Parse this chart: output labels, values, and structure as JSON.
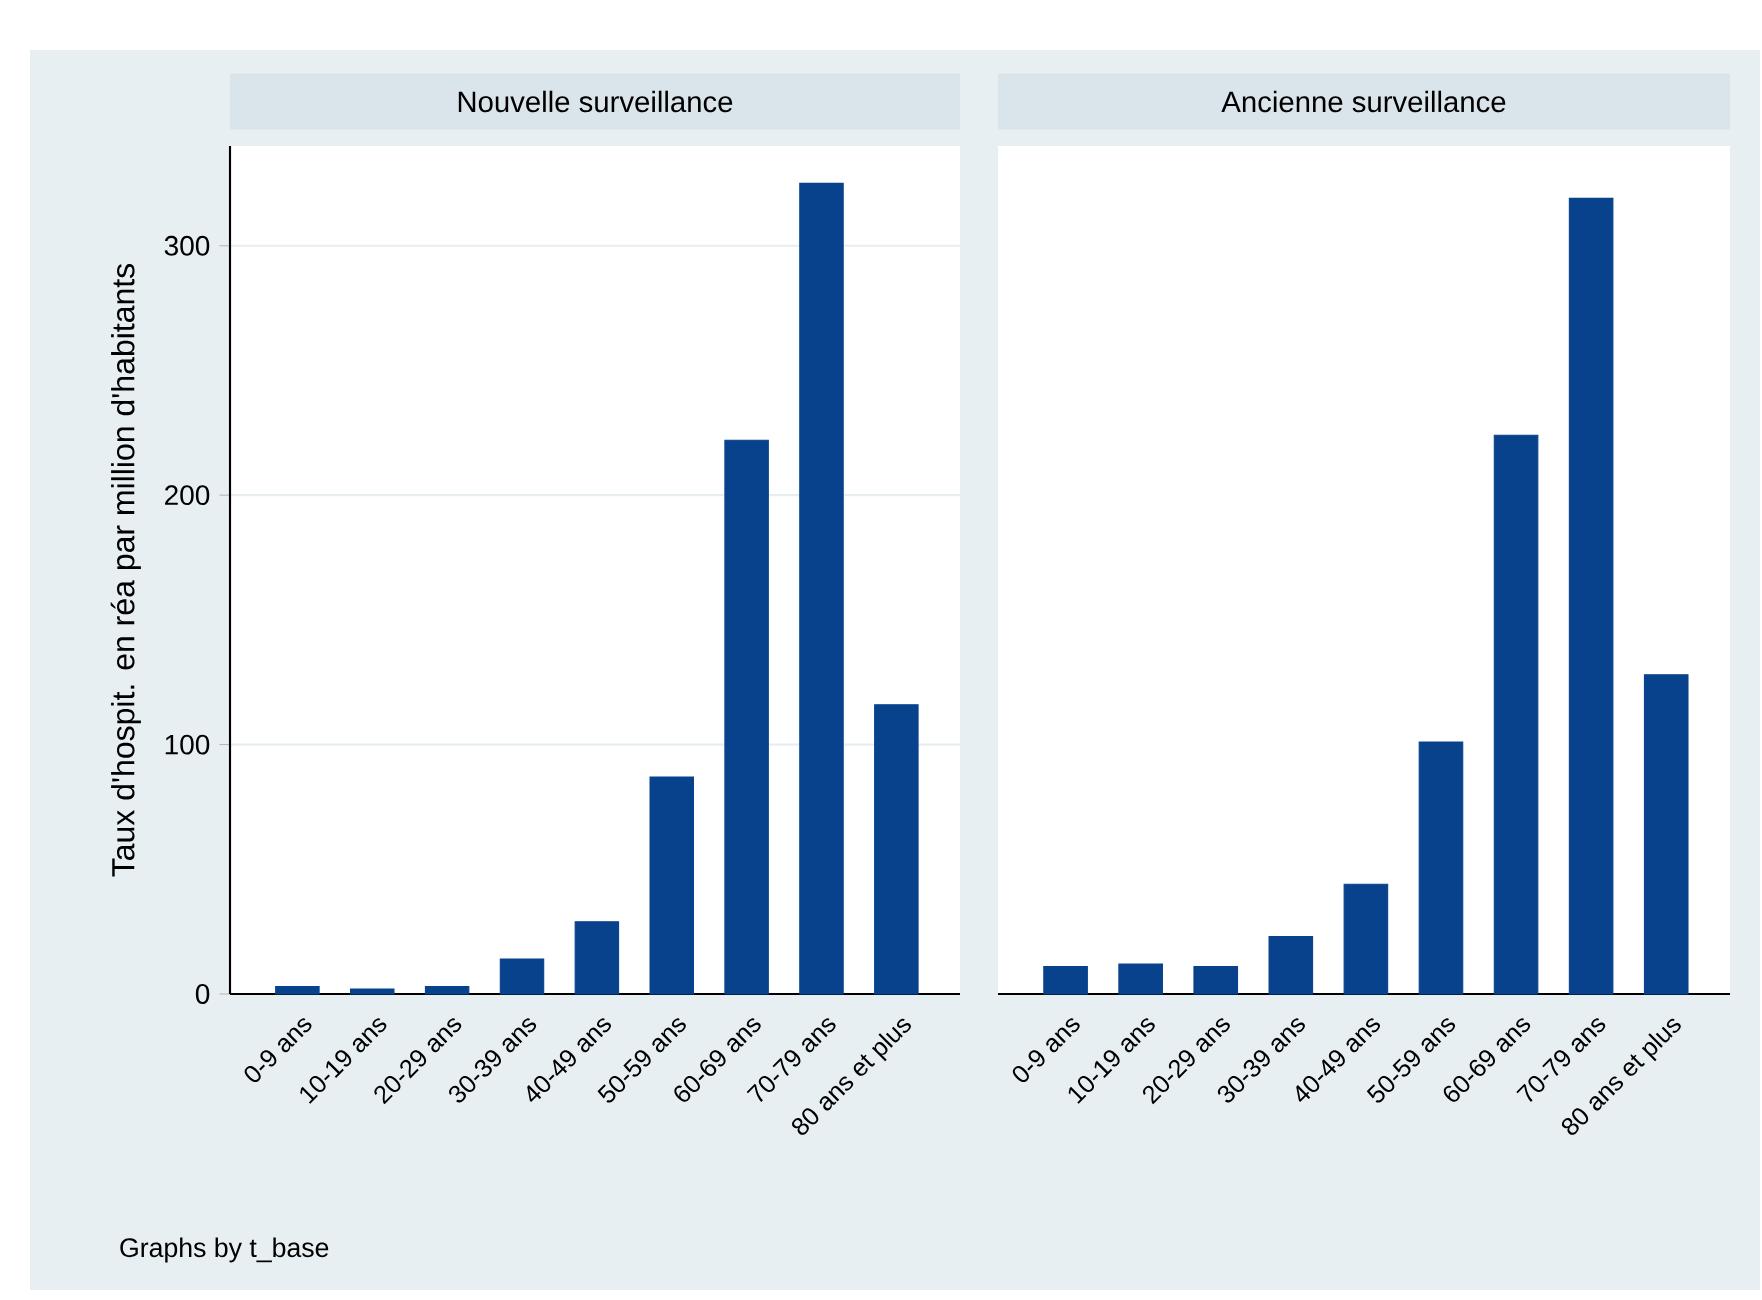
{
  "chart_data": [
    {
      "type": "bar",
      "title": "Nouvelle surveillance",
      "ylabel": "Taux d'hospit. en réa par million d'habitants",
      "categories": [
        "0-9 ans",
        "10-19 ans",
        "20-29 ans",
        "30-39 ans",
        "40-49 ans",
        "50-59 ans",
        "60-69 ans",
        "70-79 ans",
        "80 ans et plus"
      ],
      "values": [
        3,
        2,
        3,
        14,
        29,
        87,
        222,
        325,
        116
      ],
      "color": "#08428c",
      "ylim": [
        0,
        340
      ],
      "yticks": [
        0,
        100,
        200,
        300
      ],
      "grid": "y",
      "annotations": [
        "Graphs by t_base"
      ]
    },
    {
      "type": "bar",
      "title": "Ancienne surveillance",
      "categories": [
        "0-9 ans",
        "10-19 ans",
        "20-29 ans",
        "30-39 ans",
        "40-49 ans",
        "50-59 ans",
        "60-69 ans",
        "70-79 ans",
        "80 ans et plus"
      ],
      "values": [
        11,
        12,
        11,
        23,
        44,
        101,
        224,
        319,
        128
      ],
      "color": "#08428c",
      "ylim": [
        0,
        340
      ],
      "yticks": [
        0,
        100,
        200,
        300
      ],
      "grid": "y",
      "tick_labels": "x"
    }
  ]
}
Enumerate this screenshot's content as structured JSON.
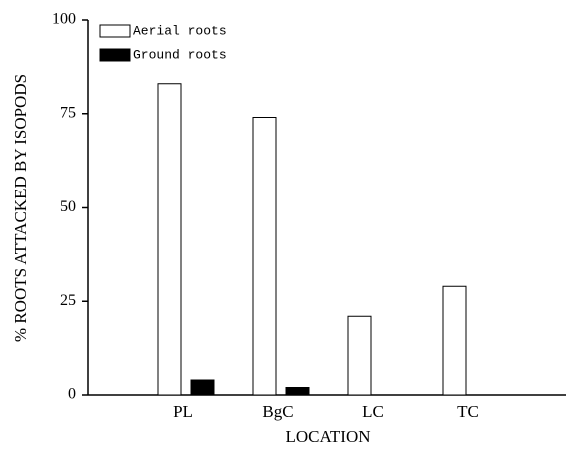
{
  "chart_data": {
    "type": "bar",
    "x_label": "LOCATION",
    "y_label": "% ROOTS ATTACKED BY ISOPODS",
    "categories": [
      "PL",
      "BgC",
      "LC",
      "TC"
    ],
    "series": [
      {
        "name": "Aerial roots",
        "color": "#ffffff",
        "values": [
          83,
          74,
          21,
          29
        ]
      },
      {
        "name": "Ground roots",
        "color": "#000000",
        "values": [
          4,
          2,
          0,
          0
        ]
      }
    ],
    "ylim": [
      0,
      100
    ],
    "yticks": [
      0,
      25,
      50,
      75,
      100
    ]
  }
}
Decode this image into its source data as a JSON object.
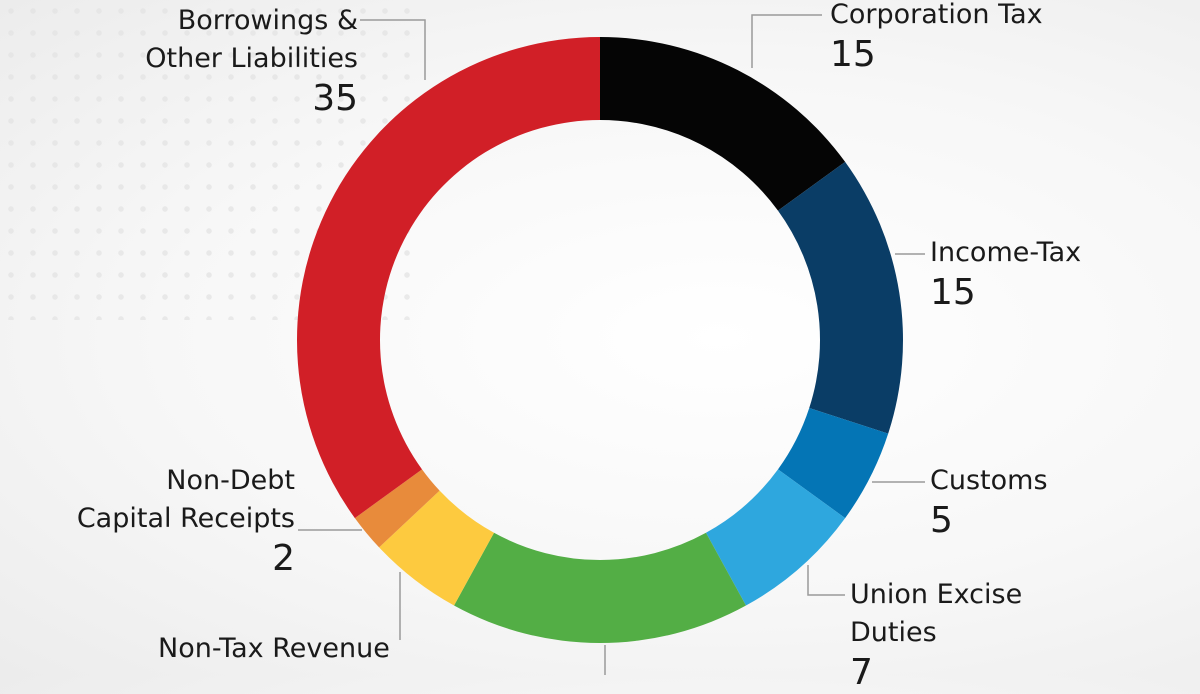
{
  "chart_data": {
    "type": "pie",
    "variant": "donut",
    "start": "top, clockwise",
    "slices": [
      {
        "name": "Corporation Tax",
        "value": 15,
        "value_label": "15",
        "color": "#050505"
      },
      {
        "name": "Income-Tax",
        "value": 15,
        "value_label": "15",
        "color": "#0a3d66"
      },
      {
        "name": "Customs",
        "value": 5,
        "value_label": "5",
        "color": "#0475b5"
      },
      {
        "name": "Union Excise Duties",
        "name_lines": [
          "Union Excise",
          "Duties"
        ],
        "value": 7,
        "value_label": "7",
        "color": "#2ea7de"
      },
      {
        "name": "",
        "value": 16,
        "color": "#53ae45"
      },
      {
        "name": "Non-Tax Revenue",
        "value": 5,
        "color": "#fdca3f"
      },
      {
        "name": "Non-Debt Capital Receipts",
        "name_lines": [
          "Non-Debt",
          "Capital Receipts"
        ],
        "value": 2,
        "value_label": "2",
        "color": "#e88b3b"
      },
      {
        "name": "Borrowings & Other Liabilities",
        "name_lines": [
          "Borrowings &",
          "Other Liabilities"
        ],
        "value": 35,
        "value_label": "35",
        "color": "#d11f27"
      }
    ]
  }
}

**To be done**
Report the number of lines in the listing where the string "Borrowings" appears, and nothing besides.

**Task answer**
2